== REQUIREMENTS ==
Work out the number of lines with the word "were" in the material below, then reply with that number only.

## START

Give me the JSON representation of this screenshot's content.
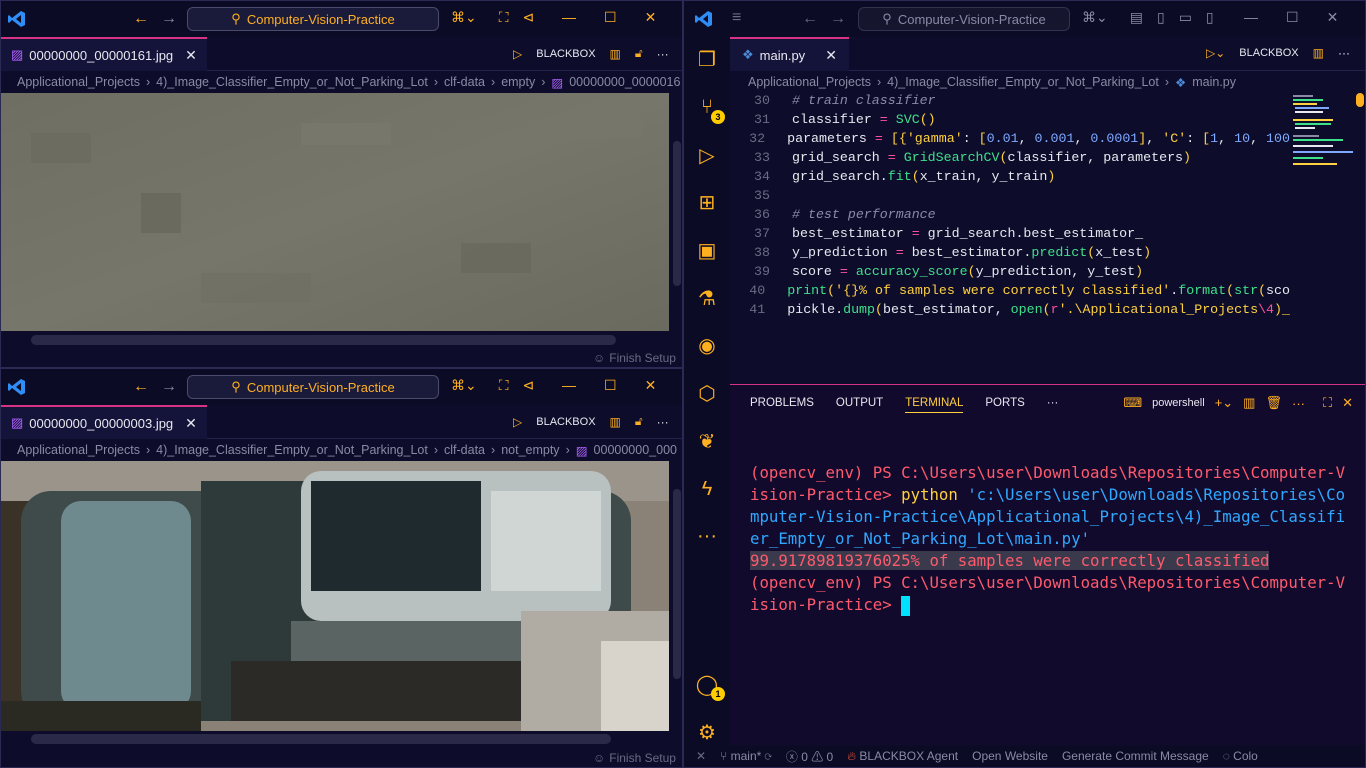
{
  "search_placeholder": "Computer-Vision-Practice",
  "left_top": {
    "tab_label": "00000000_00000161.jpg",
    "blackbox": "BLACKBOX",
    "breadcrumb": [
      "Applicational_Projects",
      "4)_Image_Classifier_Empty_or_Not_Parking_Lot",
      "clf-data",
      "empty",
      "00000000_0000016"
    ],
    "finish_setup": "Finish Setup"
  },
  "left_bottom": {
    "tab_label": "00000000_00000003.jpg",
    "blackbox": "BLACKBOX",
    "breadcrumb": [
      "Applicational_Projects",
      "4)_Image_Classifier_Empty_or_Not_Parking_Lot",
      "clf-data",
      "not_empty",
      "00000000_000"
    ],
    "finish_setup": "Finish Setup"
  },
  "right": {
    "tab_label": "main.py",
    "blackbox": "BLACKBOX",
    "breadcrumb": [
      "Applicational_Projects",
      "4)_Image_Classifier_Empty_or_Not_Parking_Lot",
      "main.py"
    ],
    "scm_badge": "3",
    "account_badge": "1",
    "code_lines": [
      {
        "n": "30",
        "parts": [
          [
            "c-com",
            "# train classifier"
          ]
        ]
      },
      {
        "n": "31",
        "parts": [
          [
            "c-def",
            "classifier "
          ],
          [
            "c-op",
            "="
          ],
          [
            "c-def",
            " "
          ],
          [
            "c-fn",
            "SVC"
          ],
          [
            "c-br",
            "()"
          ]
        ]
      },
      {
        "n": "32",
        "parts": [
          [
            "c-def",
            "parameters "
          ],
          [
            "c-op",
            "="
          ],
          [
            "c-def",
            " "
          ],
          [
            "c-br",
            "[{"
          ],
          [
            "c-str",
            "'gamma'"
          ],
          [
            "c-def",
            ": "
          ],
          [
            "c-br",
            "["
          ],
          [
            "c-num",
            "0.01"
          ],
          [
            "c-def",
            ", "
          ],
          [
            "c-num",
            "0.001"
          ],
          [
            "c-def",
            ", "
          ],
          [
            "c-num",
            "0.0001"
          ],
          [
            "c-br",
            "]"
          ],
          [
            "c-def",
            ", "
          ],
          [
            "c-str",
            "'C'"
          ],
          [
            "c-def",
            ": "
          ],
          [
            "c-br",
            "["
          ],
          [
            "c-num",
            "1"
          ],
          [
            "c-def",
            ", "
          ],
          [
            "c-num",
            "10"
          ],
          [
            "c-def",
            ", "
          ],
          [
            "c-num",
            "100"
          ]
        ]
      },
      {
        "n": "33",
        "parts": [
          [
            "c-def",
            "grid_search "
          ],
          [
            "c-op",
            "="
          ],
          [
            "c-def",
            " "
          ],
          [
            "c-fn",
            "GridSearchCV"
          ],
          [
            "c-br",
            "("
          ],
          [
            "c-def",
            "classifier, parameters"
          ],
          [
            "c-br",
            ")"
          ]
        ]
      },
      {
        "n": "34",
        "parts": [
          [
            "c-def",
            "grid_search."
          ],
          [
            "c-fn",
            "fit"
          ],
          [
            "c-br",
            "("
          ],
          [
            "c-def",
            "x_train, y_train"
          ],
          [
            "c-br",
            ")"
          ]
        ]
      },
      {
        "n": "35",
        "parts": [
          [
            "c-def",
            ""
          ]
        ]
      },
      {
        "n": "36",
        "parts": [
          [
            "c-com",
            "# test performance"
          ]
        ]
      },
      {
        "n": "37",
        "parts": [
          [
            "c-def",
            "best_estimator "
          ],
          [
            "c-op",
            "="
          ],
          [
            "c-def",
            " grid_search.best_estimator_"
          ]
        ]
      },
      {
        "n": "38",
        "parts": [
          [
            "c-def",
            "y_prediction "
          ],
          [
            "c-op",
            "="
          ],
          [
            "c-def",
            " best_estimator."
          ],
          [
            "c-fn",
            "predict"
          ],
          [
            "c-br",
            "("
          ],
          [
            "c-def",
            "x_test"
          ],
          [
            "c-br",
            ")"
          ]
        ]
      },
      {
        "n": "39",
        "parts": [
          [
            "c-def",
            "score "
          ],
          [
            "c-op",
            "="
          ],
          [
            "c-def",
            " "
          ],
          [
            "c-fn",
            "accuracy_score"
          ],
          [
            "c-br",
            "("
          ],
          [
            "c-def",
            "y_prediction, y_test"
          ],
          [
            "c-br",
            ")"
          ]
        ]
      },
      {
        "n": "40",
        "parts": [
          [
            "c-fn",
            "print"
          ],
          [
            "c-br",
            "("
          ],
          [
            "c-str",
            "'{}% of samples were correctly classified'"
          ],
          [
            "c-def",
            "."
          ],
          [
            "c-fn",
            "format"
          ],
          [
            "c-br",
            "("
          ],
          [
            "c-fn",
            "str"
          ],
          [
            "c-br",
            "("
          ],
          [
            "c-def",
            "sco"
          ]
        ]
      },
      {
        "n": "41",
        "parts": [
          [
            "c-def",
            "pickle."
          ],
          [
            "c-fn",
            "dump"
          ],
          [
            "c-br",
            "("
          ],
          [
            "c-def",
            "best_estimator, "
          ],
          [
            "c-fn",
            "open"
          ],
          [
            "c-br",
            "("
          ],
          [
            "c-op",
            "r"
          ],
          [
            "c-str",
            "'.\\Applicational_Projects"
          ],
          [
            "c-op",
            "\\4"
          ],
          [
            "c-str",
            ")_"
          ]
        ]
      }
    ],
    "panel_tabs": [
      "PROBLEMS",
      "OUTPUT",
      "TERMINAL",
      "PORTS",
      "···"
    ],
    "shell": "powershell",
    "terminal": {
      "prompt1": "(opencv_env) PS C:\\Users\\user\\Downloads\\Repositories\\Computer-Vision-Practice> ",
      "cmd": "python",
      "path": " 'c:\\Users\\user\\Downloads\\Repositories\\Computer-Vision-Practice\\Applicational_Projects\\4)_Image_Classifier_Empty_or_Not_Parking_Lot\\main.py'",
      "output": "99.91789819376025% of samples were correctly classified",
      "prompt2": "(opencv_env) PS C:\\Users\\user\\Downloads\\Repositories\\Computer-Vision-Practice> "
    },
    "status": {
      "branch": "main*",
      "errors": "0",
      "warnings": "0",
      "agent": "BLACKBOX Agent",
      "open_website": "Open Website",
      "commit": "Generate Commit Message",
      "color": "Colo"
    }
  },
  "colors": {
    "accent": "#ffb020",
    "pink": "#d63384",
    "vscode_blue": "#2f8df5"
  }
}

## END

== RESULT OF THIS EXERCISE ==
2